* [INSTRUCTION] Copy out the entries below in full and exactly.

(Extracted data entries)
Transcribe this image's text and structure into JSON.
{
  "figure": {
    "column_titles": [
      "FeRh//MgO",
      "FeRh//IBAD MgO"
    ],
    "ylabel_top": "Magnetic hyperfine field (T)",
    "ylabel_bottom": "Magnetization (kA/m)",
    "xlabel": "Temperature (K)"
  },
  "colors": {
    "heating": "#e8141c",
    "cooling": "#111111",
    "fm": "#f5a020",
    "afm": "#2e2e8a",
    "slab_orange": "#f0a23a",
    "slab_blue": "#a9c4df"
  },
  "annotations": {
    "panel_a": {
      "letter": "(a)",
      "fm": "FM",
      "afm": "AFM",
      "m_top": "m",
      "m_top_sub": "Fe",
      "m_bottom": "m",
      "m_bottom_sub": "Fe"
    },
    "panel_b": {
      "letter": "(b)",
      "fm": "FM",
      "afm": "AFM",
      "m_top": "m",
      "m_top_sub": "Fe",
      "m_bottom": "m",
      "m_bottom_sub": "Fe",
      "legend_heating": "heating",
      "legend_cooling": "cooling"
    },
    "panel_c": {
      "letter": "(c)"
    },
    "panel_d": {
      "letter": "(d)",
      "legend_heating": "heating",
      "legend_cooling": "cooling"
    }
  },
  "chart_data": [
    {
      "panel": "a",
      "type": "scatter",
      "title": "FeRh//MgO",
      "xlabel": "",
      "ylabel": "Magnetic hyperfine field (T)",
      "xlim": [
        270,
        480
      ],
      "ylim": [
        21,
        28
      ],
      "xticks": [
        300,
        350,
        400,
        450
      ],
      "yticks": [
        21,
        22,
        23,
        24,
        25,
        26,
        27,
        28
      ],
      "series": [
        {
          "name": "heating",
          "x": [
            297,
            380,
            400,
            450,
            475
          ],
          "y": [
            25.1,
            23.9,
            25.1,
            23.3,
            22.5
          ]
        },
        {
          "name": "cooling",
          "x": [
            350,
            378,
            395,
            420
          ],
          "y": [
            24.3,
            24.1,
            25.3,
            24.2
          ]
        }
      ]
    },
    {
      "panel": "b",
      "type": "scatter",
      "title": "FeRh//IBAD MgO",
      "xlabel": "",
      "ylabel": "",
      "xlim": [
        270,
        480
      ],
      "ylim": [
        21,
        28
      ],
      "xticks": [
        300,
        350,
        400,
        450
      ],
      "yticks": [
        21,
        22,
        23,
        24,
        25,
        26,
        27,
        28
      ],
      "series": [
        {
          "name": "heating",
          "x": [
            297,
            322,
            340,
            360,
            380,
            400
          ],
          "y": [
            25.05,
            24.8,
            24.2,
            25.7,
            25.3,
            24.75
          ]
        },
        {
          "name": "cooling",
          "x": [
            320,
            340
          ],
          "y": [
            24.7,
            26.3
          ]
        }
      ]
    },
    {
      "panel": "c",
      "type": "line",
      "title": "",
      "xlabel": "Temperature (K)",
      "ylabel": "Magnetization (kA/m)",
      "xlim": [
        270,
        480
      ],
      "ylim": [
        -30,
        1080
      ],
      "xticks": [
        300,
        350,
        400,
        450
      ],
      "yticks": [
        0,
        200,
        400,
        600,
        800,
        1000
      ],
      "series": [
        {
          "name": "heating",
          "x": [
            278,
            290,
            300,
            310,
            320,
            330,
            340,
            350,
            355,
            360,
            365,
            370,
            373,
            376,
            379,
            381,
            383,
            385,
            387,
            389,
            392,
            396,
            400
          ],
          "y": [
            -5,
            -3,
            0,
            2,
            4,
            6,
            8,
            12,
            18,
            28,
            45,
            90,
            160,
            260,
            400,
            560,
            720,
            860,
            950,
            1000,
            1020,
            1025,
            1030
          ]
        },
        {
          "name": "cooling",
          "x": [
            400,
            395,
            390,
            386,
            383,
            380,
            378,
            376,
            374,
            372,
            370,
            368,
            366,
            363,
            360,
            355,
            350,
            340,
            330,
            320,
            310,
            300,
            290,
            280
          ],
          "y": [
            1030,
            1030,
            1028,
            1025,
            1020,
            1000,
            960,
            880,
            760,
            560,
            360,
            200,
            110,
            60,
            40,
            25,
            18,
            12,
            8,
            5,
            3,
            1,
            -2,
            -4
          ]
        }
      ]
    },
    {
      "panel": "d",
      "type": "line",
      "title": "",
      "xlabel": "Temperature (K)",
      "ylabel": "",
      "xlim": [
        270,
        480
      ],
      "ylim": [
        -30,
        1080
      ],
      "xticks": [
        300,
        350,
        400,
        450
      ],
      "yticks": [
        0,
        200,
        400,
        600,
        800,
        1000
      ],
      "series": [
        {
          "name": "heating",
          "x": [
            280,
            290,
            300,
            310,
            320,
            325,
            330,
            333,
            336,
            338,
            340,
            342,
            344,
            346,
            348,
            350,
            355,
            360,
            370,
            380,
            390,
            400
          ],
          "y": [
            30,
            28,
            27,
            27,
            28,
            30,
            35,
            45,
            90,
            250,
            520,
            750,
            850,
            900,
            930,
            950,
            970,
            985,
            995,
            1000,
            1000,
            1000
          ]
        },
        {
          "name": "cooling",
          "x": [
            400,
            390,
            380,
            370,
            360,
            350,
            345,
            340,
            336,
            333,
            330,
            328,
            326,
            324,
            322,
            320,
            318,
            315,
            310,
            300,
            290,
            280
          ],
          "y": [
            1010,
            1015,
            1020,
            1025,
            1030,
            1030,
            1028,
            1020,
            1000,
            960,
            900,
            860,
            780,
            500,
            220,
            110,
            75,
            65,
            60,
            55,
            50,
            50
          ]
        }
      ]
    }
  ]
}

* [EXPECTED OUTPUT]
Transcribe this image's text and structure into JSON.
{
  "figure": {
    "column_titles": [
      "FeRh//MgO",
      "FeRh//IBAD MgO"
    ],
    "ylabel_top": "Magnetic hyperfine field (T)",
    "ylabel_bottom": "Magnetization (kA/m)",
    "xlabel": "Temperature (K)"
  },
  "colors": {
    "heating": "#e8141c",
    "cooling": "#111111",
    "fm": "#f5a020",
    "afm": "#2e2e8a",
    "slab_orange": "#f0a23a",
    "slab_blue": "#a9c4df"
  },
  "annotations": {
    "panel_a": {
      "letter": "(a)",
      "fm": "FM",
      "afm": "AFM",
      "m_top": "m",
      "m_top_sub": "Fe",
      "m_bottom": "m",
      "m_bottom_sub": "Fe"
    },
    "panel_b": {
      "letter": "(b)",
      "fm": "FM",
      "afm": "AFM",
      "m_top": "m",
      "m_top_sub": "Fe",
      "m_bottom": "m",
      "m_bottom_sub": "Fe",
      "legend_heating": "heating",
      "legend_cooling": "cooling"
    },
    "panel_c": {
      "letter": "(c)"
    },
    "panel_d": {
      "letter": "(d)",
      "legend_heating": "heating",
      "legend_cooling": "cooling"
    }
  },
  "chart_data": [
    {
      "panel": "a",
      "type": "scatter",
      "title": "FeRh//MgO",
      "xlabel": "",
      "ylabel": "Magnetic hyperfine field (T)",
      "xlim": [
        270,
        480
      ],
      "ylim": [
        21,
        28
      ],
      "xticks": [
        300,
        350,
        400,
        450
      ],
      "yticks": [
        21,
        22,
        23,
        24,
        25,
        26,
        27,
        28
      ],
      "series": [
        {
          "name": "heating",
          "x": [
            297,
            380,
            400,
            450,
            475
          ],
          "y": [
            25.1,
            23.9,
            25.1,
            23.3,
            22.5
          ]
        },
        {
          "name": "cooling",
          "x": [
            350,
            378,
            395,
            420
          ],
          "y": [
            24.3,
            24.1,
            25.3,
            24.2
          ]
        }
      ]
    },
    {
      "panel": "b",
      "type": "scatter",
      "title": "FeRh//IBAD MgO",
      "xlabel": "",
      "ylabel": "",
      "xlim": [
        270,
        480
      ],
      "ylim": [
        21,
        28
      ],
      "xticks": [
        300,
        350,
        400,
        450
      ],
      "yticks": [
        21,
        22,
        23,
        24,
        25,
        26,
        27,
        28
      ],
      "series": [
        {
          "name": "heating",
          "x": [
            297,
            322,
            340,
            360,
            380,
            400
          ],
          "y": [
            25.05,
            24.8,
            24.2,
            25.7,
            25.3,
            24.75
          ]
        },
        {
          "name": "cooling",
          "x": [
            320,
            340
          ],
          "y": [
            24.7,
            26.3
          ]
        }
      ]
    },
    {
      "panel": "c",
      "type": "line",
      "title": "",
      "xlabel": "Temperature (K)",
      "ylabel": "Magnetization (kA/m)",
      "xlim": [
        270,
        480
      ],
      "ylim": [
        -30,
        1080
      ],
      "xticks": [
        300,
        350,
        400,
        450
      ],
      "yticks": [
        0,
        200,
        400,
        600,
        800,
        1000
      ],
      "series": [
        {
          "name": "heating",
          "x": [
            278,
            290,
            300,
            310,
            320,
            330,
            340,
            350,
            355,
            360,
            365,
            370,
            373,
            376,
            379,
            381,
            383,
            385,
            387,
            389,
            392,
            396,
            400
          ],
          "y": [
            -5,
            -3,
            0,
            2,
            4,
            6,
            8,
            12,
            18,
            28,
            45,
            90,
            160,
            260,
            400,
            560,
            720,
            860,
            950,
            1000,
            1020,
            1025,
            1030
          ]
        },
        {
          "name": "cooling",
          "x": [
            400,
            395,
            390,
            386,
            383,
            380,
            378,
            376,
            374,
            372,
            370,
            368,
            366,
            363,
            360,
            355,
            350,
            340,
            330,
            320,
            310,
            300,
            290,
            280
          ],
          "y": [
            1030,
            1030,
            1028,
            1025,
            1020,
            1000,
            960,
            880,
            760,
            560,
            360,
            200,
            110,
            60,
            40,
            25,
            18,
            12,
            8,
            5,
            3,
            1,
            -2,
            -4
          ]
        }
      ]
    },
    {
      "panel": "d",
      "type": "line",
      "title": "",
      "xlabel": "Temperature (K)",
      "ylabel": "",
      "xlim": [
        270,
        480
      ],
      "ylim": [
        -30,
        1080
      ],
      "xticks": [
        300,
        350,
        400,
        450
      ],
      "yticks": [
        0,
        200,
        400,
        600,
        800,
        1000
      ],
      "series": [
        {
          "name": "heating",
          "x": [
            280,
            290,
            300,
            310,
            320,
            325,
            330,
            333,
            336,
            338,
            340,
            342,
            344,
            346,
            348,
            350,
            355,
            360,
            370,
            380,
            390,
            400
          ],
          "y": [
            30,
            28,
            27,
            27,
            28,
            30,
            35,
            45,
            90,
            250,
            520,
            750,
            850,
            900,
            930,
            950,
            970,
            985,
            995,
            1000,
            1000,
            1000
          ]
        },
        {
          "name": "cooling",
          "x": [
            400,
            390,
            380,
            370,
            360,
            350,
            345,
            340,
            336,
            333,
            330,
            328,
            326,
            324,
            322,
            320,
            318,
            315,
            310,
            300,
            290,
            280
          ],
          "y": [
            1010,
            1015,
            1020,
            1025,
            1030,
            1030,
            1028,
            1020,
            1000,
            960,
            900,
            860,
            780,
            500,
            220,
            110,
            75,
            65,
            60,
            55,
            50,
            50
          ]
        }
      ]
    }
  ]
}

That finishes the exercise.